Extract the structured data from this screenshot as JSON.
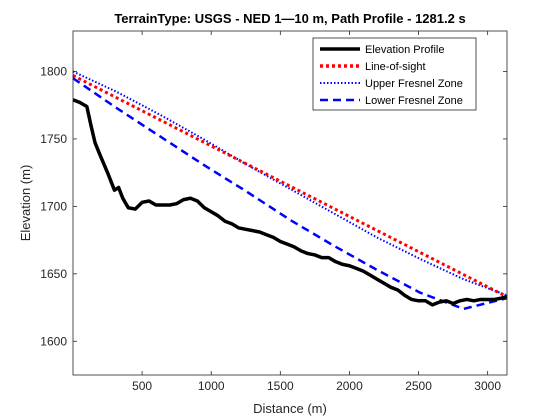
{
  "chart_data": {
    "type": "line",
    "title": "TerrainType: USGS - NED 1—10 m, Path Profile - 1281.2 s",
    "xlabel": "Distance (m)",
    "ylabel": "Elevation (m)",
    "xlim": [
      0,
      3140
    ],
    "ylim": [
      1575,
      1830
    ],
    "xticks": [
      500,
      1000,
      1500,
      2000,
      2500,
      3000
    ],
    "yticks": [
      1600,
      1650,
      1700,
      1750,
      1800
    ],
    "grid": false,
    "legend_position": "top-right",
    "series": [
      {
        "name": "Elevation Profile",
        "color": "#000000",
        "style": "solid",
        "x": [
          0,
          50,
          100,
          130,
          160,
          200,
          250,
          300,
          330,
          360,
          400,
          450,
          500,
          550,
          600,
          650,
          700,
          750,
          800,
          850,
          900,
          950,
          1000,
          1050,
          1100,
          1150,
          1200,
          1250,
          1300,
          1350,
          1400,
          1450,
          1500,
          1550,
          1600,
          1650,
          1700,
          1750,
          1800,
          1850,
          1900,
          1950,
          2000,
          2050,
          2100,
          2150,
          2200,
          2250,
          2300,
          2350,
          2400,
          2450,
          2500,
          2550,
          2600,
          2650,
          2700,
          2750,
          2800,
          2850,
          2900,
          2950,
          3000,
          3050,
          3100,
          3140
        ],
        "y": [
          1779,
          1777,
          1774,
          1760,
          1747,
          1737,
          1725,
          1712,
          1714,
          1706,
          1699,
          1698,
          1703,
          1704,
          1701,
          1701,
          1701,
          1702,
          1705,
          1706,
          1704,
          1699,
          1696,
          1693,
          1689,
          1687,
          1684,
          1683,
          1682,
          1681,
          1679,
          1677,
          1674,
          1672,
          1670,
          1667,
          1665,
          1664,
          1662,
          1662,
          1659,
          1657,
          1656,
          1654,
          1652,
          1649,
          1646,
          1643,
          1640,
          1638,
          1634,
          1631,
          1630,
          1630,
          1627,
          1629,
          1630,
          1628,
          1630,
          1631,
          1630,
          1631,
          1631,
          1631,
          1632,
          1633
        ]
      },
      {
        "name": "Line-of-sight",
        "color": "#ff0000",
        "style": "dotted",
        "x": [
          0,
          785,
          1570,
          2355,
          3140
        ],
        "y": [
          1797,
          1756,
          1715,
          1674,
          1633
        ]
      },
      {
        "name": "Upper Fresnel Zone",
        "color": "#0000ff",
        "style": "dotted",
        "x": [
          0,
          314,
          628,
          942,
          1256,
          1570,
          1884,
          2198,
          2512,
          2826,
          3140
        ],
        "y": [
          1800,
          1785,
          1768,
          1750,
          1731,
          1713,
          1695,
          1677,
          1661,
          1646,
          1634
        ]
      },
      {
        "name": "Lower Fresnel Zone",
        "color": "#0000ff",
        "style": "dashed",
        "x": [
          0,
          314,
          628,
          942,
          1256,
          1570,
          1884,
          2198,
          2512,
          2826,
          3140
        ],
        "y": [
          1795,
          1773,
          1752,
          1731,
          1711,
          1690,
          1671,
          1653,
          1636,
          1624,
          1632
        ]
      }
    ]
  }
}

WORK TO BE COMPLETED: Every entry above should be duplicated exactly. Do not include the images.

RESPONSE TO THIS EXERCISE:
Extract the structured data from this screenshot as JSON.
{
  "chart_data": {
    "type": "line",
    "title": "TerrainType: USGS - NED 1—10 m, Path Profile - 1281.2 s",
    "xlabel": "Distance (m)",
    "ylabel": "Elevation (m)",
    "xlim": [
      0,
      3140
    ],
    "ylim": [
      1575,
      1830
    ],
    "xticks": [
      500,
      1000,
      1500,
      2000,
      2500,
      3000
    ],
    "yticks": [
      1600,
      1650,
      1700,
      1750,
      1800
    ],
    "grid": false,
    "legend_position": "top-right",
    "series": [
      {
        "name": "Elevation Profile",
        "color": "#000000",
        "style": "solid",
        "x": [
          0,
          50,
          100,
          130,
          160,
          200,
          250,
          300,
          330,
          360,
          400,
          450,
          500,
          550,
          600,
          650,
          700,
          750,
          800,
          850,
          900,
          950,
          1000,
          1050,
          1100,
          1150,
          1200,
          1250,
          1300,
          1350,
          1400,
          1450,
          1500,
          1550,
          1600,
          1650,
          1700,
          1750,
          1800,
          1850,
          1900,
          1950,
          2000,
          2050,
          2100,
          2150,
          2200,
          2250,
          2300,
          2350,
          2400,
          2450,
          2500,
          2550,
          2600,
          2650,
          2700,
          2750,
          2800,
          2850,
          2900,
          2950,
          3000,
          3050,
          3100,
          3140
        ],
        "y": [
          1779,
          1777,
          1774,
          1760,
          1747,
          1737,
          1725,
          1712,
          1714,
          1706,
          1699,
          1698,
          1703,
          1704,
          1701,
          1701,
          1701,
          1702,
          1705,
          1706,
          1704,
          1699,
          1696,
          1693,
          1689,
          1687,
          1684,
          1683,
          1682,
          1681,
          1679,
          1677,
          1674,
          1672,
          1670,
          1667,
          1665,
          1664,
          1662,
          1662,
          1659,
          1657,
          1656,
          1654,
          1652,
          1649,
          1646,
          1643,
          1640,
          1638,
          1634,
          1631,
          1630,
          1630,
          1627,
          1629,
          1630,
          1628,
          1630,
          1631,
          1630,
          1631,
          1631,
          1631,
          1632,
          1633
        ]
      },
      {
        "name": "Line-of-sight",
        "color": "#ff0000",
        "style": "dotted",
        "x": [
          0,
          785,
          1570,
          2355,
          3140
        ],
        "y": [
          1797,
          1756,
          1715,
          1674,
          1633
        ]
      },
      {
        "name": "Upper Fresnel Zone",
        "color": "#0000ff",
        "style": "dotted",
        "x": [
          0,
          314,
          628,
          942,
          1256,
          1570,
          1884,
          2198,
          2512,
          2826,
          3140
        ],
        "y": [
          1800,
          1785,
          1768,
          1750,
          1731,
          1713,
          1695,
          1677,
          1661,
          1646,
          1634
        ]
      },
      {
        "name": "Lower Fresnel Zone",
        "color": "#0000ff",
        "style": "dashed",
        "x": [
          0,
          314,
          628,
          942,
          1256,
          1570,
          1884,
          2198,
          2512,
          2826,
          3140
        ],
        "y": [
          1795,
          1773,
          1752,
          1731,
          1711,
          1690,
          1671,
          1653,
          1636,
          1624,
          1632
        ]
      }
    ]
  }
}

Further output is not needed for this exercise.